*** Opening Given passage ***
10 - Surrogate end Points and Biomakers for Early Trials of Novel Anticancer Agents

Abstract

This chapter discusses surrogate end points and biomarkers for early trials of novel anticancer agents. A number of agents have been developed to selectively target aberrant molecular pathways in cancer cells. It is found that because of this selective targeting, these agents tend to be less toxic when compared to standard cytotoxic chemotherapy agents. Their toxicity profile tends to be different from that of cytotoxic agents. The presence of the target must correlate with clinical benefit when the drug is employed and blocking the target should impair tumor growth. As a pharmacodynamic marker, a surrogate end-point may help to reliably establish a dosing schedule in phase I studies. Surrogate endpoints can provide proof of in vivo effects that complement traditional pharmacokinetic studies. Biomarkers can be used as predictive factors to identify patients likely to respond to a particular therapeutic agent. The expression of estrogen and progesterone receptors on breast cancer cells is a predictive marker for response to tamoxifen and aromatase inhibitors. The presence of a biomarker would correlate with the clinical outcome of a patient. The end point of a clinical trial to evaluate a prognostic factor should be survival, or some other clinical parameter such as time to progression.
*** Closing Given passage ***
What the task requires
According to the abstract, what is a predictive marker for response to tamoxifen and aromatase inhibitors? The records are separate material and have no connection to the abstract.
*** Opening Material supplied ***
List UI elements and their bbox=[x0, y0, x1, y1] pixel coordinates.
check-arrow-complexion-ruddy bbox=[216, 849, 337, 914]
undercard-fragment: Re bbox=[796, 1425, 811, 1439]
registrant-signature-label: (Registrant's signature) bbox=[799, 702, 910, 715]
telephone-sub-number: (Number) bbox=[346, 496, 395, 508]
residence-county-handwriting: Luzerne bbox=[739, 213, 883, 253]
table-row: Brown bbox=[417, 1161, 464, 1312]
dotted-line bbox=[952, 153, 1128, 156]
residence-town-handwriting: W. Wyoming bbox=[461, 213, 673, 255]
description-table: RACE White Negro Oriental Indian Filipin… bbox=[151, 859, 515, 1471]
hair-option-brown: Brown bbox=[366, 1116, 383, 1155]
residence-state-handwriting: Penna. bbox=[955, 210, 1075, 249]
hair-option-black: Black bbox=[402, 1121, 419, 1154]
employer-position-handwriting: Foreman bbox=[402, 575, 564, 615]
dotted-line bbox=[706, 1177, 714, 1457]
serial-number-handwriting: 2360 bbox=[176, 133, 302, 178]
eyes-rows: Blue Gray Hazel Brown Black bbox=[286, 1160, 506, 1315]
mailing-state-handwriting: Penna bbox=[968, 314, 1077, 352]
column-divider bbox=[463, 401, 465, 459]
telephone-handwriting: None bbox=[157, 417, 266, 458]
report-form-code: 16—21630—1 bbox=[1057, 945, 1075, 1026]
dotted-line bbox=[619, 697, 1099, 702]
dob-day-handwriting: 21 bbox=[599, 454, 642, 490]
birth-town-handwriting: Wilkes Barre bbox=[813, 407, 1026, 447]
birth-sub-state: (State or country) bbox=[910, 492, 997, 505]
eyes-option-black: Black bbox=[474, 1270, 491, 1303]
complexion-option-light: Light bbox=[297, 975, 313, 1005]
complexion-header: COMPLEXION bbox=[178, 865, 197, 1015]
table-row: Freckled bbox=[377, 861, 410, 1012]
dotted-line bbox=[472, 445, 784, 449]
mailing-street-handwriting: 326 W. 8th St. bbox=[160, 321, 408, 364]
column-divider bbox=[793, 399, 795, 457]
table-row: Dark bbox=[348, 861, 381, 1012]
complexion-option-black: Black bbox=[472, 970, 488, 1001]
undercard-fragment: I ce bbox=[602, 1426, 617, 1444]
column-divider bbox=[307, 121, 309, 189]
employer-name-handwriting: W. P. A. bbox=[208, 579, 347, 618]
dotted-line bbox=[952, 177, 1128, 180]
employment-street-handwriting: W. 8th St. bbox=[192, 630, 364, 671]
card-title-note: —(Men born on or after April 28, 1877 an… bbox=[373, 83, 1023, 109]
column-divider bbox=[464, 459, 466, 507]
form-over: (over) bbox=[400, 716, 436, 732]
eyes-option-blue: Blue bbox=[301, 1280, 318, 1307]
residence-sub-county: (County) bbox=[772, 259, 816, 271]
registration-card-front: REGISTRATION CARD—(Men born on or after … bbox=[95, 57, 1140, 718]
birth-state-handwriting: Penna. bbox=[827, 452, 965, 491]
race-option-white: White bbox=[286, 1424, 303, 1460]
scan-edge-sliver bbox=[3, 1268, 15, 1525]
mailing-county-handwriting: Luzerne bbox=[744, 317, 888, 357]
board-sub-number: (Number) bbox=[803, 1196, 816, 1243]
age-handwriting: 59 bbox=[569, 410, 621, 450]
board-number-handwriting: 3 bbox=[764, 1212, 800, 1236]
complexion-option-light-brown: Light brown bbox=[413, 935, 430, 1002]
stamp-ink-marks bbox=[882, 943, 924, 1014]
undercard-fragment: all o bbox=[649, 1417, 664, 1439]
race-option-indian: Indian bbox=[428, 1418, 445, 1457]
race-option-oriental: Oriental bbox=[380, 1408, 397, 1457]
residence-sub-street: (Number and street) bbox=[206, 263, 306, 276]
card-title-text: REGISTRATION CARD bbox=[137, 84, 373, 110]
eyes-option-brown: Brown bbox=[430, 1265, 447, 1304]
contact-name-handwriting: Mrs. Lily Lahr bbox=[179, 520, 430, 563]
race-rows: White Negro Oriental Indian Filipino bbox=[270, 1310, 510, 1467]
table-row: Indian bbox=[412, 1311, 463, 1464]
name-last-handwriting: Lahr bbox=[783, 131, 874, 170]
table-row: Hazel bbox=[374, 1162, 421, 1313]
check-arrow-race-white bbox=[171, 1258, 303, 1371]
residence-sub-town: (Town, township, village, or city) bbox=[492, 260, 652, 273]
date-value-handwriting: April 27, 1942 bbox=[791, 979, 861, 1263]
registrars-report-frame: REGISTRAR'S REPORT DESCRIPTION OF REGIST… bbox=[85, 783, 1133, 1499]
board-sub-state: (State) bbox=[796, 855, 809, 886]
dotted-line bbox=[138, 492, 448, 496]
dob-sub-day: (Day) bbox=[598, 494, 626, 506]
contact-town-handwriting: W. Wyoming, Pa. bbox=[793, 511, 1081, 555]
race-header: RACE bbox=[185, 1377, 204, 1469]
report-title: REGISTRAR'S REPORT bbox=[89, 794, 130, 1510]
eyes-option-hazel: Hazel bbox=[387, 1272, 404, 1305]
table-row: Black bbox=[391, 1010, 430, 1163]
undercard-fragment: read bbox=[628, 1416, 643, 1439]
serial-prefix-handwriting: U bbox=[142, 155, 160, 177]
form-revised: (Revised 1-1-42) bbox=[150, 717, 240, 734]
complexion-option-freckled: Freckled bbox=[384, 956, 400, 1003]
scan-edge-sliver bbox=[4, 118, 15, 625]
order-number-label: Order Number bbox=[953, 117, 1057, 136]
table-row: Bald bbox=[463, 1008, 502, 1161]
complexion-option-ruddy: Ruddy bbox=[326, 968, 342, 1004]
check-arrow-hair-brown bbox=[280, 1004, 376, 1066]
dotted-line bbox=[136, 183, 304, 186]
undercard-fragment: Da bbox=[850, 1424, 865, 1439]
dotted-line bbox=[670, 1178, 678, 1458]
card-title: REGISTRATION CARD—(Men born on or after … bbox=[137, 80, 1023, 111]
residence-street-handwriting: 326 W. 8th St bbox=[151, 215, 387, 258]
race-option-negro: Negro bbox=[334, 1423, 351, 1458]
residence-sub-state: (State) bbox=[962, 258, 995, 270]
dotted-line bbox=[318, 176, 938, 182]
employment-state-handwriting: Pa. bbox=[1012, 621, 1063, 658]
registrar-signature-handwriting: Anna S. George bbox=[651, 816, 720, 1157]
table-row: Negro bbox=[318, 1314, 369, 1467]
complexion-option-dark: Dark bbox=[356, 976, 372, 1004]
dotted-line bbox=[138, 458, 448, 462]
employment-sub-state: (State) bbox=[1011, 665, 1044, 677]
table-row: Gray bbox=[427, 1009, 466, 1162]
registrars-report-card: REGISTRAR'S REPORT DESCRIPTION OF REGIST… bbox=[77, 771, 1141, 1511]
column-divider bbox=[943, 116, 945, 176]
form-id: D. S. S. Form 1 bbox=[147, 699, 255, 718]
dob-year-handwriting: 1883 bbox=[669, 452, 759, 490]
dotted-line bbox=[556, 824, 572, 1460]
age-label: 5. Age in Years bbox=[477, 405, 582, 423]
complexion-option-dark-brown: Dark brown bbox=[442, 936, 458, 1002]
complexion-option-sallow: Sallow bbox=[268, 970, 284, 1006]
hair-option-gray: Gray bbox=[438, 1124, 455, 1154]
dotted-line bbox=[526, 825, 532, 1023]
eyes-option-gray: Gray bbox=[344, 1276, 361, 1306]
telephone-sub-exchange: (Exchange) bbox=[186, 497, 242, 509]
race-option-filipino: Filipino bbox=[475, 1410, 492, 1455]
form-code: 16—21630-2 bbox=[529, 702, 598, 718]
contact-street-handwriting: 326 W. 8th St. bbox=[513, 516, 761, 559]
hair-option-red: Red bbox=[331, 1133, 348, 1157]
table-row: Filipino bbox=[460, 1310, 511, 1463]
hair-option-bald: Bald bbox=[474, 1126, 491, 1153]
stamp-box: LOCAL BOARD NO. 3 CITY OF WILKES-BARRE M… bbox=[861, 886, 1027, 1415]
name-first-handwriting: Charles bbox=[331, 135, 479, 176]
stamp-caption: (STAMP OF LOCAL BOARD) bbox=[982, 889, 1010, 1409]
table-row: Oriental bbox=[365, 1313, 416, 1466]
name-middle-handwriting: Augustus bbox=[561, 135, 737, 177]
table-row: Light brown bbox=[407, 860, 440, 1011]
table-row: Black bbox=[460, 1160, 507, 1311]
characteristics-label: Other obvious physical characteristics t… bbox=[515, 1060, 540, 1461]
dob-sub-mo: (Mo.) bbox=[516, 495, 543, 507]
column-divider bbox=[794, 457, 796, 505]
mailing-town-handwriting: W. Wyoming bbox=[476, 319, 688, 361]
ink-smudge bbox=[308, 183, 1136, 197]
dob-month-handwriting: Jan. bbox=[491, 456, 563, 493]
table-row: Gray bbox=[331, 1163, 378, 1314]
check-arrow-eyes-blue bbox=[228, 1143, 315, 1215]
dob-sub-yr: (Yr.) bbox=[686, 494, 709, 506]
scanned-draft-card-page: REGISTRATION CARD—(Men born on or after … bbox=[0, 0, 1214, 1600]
*** Closing Material supplied ***
Solution to the exercise
The expression of estrogen and progesterone receptors on breast cancer cells.